_REQUIRED TASK_
Say the number of lines containing the string "type", and say nothing else.

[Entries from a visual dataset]
Begin

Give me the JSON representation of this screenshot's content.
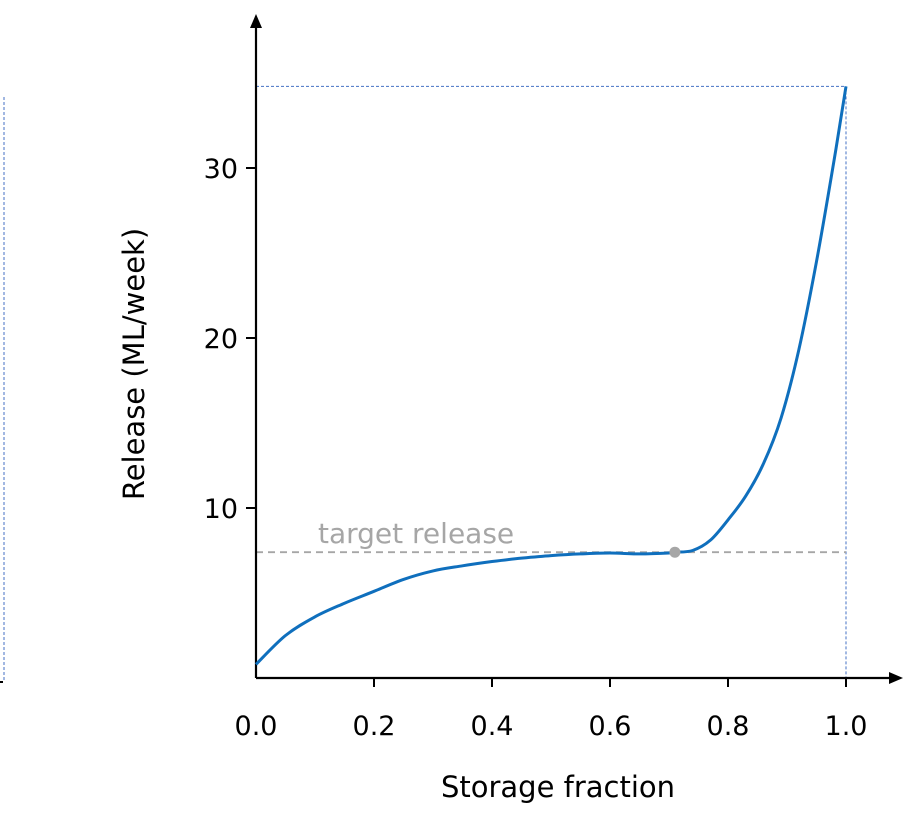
{
  "chart_data": {
    "type": "line",
    "title": "",
    "xlabel": "Storage fraction",
    "ylabel": "Release (ML/week)",
    "xlim": [
      0,
      1.0
    ],
    "ylim": [
      0,
      37.5
    ],
    "x_ticks": [
      "0.0",
      "0.2",
      "0.4",
      "0.6",
      "0.8",
      "1.0"
    ],
    "y_ticks": [
      "10",
      "20",
      "30"
    ],
    "grid": false,
    "legend": "none",
    "series": [
      {
        "color": "#0f6fbd",
        "x": [
          0.0,
          0.05,
          0.1,
          0.15,
          0.2,
          0.25,
          0.3,
          0.35,
          0.4,
          0.45,
          0.5,
          0.55,
          0.6,
          0.65,
          0.7,
          0.71,
          0.74,
          0.77,
          0.8,
          0.83,
          0.86,
          0.89,
          0.92,
          0.95,
          0.98,
          1.0
        ],
        "y": [
          0.8,
          2.5,
          3.6,
          4.4,
          5.1,
          5.8,
          6.3,
          6.6,
          6.85,
          7.05,
          7.2,
          7.3,
          7.35,
          7.3,
          7.35,
          7.4,
          7.5,
          8.1,
          9.3,
          10.7,
          12.6,
          15.3,
          19.3,
          24.5,
          30.5,
          34.8
        ]
      }
    ],
    "annotations": [
      {
        "text": "target release",
        "type": "hline",
        "y": 7.4,
        "color": "#a6a6a6"
      },
      {
        "type": "point",
        "x": 0.71,
        "y": 7.4,
        "color": "#a6a6a6"
      },
      {
        "type": "guide-hline",
        "y": 34.8,
        "color": "#4472c4"
      },
      {
        "type": "guide-vline",
        "x": 1.0,
        "color": "#4472c4"
      }
    ],
    "colors": {
      "axis": "#000000",
      "series": "#0f6fbd",
      "target": "#a6a6a6",
      "guide": "#4472c4"
    }
  }
}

End

_ANSWER BELOW_
5